List each line of the data in which the string "icon" appears.

--------------------

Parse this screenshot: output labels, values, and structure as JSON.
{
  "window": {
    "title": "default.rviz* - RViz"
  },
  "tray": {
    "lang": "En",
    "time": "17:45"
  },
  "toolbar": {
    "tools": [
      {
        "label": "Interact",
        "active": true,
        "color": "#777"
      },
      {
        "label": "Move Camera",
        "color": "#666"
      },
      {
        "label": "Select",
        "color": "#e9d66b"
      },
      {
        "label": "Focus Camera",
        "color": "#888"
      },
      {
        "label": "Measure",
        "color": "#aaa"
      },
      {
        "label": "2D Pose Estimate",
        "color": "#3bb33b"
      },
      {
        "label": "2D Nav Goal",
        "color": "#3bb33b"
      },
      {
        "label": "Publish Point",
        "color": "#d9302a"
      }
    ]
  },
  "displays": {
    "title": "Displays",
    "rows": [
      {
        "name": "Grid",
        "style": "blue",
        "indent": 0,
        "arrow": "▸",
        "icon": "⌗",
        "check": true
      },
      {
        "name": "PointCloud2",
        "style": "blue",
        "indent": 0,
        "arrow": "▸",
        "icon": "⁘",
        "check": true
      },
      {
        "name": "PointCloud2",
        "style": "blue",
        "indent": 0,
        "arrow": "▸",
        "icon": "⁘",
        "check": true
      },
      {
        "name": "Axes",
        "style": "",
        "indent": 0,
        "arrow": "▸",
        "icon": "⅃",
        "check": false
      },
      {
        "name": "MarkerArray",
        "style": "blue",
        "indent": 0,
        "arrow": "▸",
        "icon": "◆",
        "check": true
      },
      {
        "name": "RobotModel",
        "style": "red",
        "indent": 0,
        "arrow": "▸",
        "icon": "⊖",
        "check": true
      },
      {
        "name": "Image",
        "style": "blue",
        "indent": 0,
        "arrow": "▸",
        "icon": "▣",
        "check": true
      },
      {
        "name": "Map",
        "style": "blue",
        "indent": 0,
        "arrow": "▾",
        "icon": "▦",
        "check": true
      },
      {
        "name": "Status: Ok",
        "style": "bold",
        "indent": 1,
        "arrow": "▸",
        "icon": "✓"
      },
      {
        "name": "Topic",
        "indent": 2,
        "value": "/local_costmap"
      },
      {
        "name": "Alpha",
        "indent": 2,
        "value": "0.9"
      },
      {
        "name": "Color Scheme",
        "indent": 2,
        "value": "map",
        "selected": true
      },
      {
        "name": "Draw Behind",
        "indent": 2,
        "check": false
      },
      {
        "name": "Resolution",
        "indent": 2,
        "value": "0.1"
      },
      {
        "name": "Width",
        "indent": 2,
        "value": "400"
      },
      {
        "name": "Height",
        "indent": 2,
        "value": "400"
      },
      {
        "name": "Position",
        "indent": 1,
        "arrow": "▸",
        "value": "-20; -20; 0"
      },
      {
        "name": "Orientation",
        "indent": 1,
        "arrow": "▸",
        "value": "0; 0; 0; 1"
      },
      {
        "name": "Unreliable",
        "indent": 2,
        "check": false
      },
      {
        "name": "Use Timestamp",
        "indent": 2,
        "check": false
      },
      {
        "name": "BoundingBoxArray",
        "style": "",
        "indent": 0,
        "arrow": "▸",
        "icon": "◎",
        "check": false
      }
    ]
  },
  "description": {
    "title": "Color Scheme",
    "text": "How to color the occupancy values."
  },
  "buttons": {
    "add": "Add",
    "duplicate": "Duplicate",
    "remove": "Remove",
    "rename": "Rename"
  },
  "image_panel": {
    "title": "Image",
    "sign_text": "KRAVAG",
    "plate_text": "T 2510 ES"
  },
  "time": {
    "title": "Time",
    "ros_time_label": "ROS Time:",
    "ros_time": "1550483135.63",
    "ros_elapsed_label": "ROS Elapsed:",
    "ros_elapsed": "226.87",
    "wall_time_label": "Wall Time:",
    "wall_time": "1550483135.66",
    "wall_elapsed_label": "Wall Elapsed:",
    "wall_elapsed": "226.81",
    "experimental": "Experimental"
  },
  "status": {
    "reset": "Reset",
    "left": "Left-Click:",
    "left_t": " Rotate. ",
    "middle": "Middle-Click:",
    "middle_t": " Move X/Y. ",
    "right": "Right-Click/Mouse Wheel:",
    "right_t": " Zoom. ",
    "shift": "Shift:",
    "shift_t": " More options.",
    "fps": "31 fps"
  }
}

--------------------

→ Result of the task:
        "icon": "⌗",
        "icon": "⁘",
        "icon": "⁘",
        "icon": "⅃",
        "icon": "◆",
        "icon": "⊖",
        "icon": "▣",
        "icon": "▦",
        "icon": "✓"
        "icon": "◎",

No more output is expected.